Copy out all lines carrying the word "this".

--- Stored records ---

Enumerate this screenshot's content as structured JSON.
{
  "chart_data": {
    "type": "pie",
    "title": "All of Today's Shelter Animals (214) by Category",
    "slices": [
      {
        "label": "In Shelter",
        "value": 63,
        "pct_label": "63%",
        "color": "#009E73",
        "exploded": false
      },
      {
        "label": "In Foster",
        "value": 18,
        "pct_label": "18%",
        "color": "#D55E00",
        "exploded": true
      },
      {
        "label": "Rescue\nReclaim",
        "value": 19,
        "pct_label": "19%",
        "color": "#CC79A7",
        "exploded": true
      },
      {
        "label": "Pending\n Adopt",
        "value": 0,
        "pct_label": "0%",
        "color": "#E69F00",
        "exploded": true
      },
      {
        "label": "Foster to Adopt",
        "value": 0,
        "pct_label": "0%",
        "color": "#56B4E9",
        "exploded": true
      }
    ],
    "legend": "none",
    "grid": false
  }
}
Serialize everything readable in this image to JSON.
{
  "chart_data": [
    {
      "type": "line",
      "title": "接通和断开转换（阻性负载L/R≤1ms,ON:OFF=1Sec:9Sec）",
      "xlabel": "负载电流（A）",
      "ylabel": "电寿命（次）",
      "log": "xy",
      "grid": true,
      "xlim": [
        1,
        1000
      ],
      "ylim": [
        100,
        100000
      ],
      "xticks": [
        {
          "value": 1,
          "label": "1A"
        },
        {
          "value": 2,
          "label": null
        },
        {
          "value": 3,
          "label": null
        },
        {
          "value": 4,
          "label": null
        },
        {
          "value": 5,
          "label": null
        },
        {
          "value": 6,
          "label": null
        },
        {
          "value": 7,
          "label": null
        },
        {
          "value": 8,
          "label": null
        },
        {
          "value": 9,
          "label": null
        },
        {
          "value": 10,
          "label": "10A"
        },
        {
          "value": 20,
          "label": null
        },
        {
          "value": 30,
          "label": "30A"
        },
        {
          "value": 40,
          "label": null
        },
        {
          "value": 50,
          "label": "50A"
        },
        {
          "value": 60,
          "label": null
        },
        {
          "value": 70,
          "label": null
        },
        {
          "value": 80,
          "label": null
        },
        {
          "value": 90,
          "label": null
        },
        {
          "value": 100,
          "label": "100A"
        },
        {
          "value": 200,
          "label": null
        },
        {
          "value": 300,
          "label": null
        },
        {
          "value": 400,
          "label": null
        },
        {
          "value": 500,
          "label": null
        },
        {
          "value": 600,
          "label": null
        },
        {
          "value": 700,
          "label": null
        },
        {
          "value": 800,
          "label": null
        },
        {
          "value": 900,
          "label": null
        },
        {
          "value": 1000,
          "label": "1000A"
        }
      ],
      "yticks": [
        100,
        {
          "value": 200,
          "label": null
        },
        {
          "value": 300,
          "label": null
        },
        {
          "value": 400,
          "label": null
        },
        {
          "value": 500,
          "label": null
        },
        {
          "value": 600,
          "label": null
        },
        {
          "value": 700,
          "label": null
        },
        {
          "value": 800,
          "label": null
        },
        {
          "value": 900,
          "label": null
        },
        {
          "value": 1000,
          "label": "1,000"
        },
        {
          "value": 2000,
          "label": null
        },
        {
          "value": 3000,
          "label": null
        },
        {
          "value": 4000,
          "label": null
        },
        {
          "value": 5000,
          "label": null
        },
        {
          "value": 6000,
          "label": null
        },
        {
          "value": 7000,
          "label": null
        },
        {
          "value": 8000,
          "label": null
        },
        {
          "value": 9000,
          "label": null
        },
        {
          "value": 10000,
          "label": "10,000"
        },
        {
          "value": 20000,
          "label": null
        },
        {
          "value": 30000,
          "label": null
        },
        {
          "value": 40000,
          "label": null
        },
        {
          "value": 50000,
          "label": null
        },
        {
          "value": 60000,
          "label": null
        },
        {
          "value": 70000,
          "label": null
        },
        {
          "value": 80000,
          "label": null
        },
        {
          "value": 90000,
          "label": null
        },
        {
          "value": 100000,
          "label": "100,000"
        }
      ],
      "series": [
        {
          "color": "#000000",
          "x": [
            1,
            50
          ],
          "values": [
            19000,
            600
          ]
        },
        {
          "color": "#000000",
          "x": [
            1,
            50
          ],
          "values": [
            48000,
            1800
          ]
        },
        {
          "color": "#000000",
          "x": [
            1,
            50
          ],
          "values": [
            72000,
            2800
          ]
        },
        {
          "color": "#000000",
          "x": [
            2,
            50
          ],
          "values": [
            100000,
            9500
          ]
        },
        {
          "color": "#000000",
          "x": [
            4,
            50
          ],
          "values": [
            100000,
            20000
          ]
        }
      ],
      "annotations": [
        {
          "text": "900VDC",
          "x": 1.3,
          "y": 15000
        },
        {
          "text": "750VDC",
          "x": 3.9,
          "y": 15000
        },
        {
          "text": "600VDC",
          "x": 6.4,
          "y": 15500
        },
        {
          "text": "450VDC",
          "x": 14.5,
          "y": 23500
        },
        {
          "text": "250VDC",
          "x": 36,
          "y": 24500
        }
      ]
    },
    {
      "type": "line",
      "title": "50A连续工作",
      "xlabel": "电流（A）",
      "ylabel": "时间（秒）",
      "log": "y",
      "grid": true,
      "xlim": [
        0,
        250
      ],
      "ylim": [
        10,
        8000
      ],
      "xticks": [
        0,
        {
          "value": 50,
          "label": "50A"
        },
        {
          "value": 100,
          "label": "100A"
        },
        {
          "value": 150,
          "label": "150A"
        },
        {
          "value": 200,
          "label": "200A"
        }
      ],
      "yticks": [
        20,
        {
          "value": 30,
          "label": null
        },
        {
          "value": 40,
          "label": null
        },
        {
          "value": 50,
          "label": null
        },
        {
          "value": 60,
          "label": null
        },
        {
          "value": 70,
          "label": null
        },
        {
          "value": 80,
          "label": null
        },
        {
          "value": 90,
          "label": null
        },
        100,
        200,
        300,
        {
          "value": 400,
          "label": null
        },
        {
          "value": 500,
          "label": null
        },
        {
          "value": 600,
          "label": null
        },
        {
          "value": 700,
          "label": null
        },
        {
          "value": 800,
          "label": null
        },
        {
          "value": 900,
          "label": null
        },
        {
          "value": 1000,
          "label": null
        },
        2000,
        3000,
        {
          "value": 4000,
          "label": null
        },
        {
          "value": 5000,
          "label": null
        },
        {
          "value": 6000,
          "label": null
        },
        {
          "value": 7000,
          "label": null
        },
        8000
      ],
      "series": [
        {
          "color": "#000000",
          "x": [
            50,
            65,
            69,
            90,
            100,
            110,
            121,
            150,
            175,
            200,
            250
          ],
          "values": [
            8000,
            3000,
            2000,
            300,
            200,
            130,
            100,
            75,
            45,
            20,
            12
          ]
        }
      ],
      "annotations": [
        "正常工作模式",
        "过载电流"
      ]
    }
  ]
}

---

◆ Completed task:
Enumerate this screenshot's content as structured JSON.
Serialize everything readable in this image to JSON.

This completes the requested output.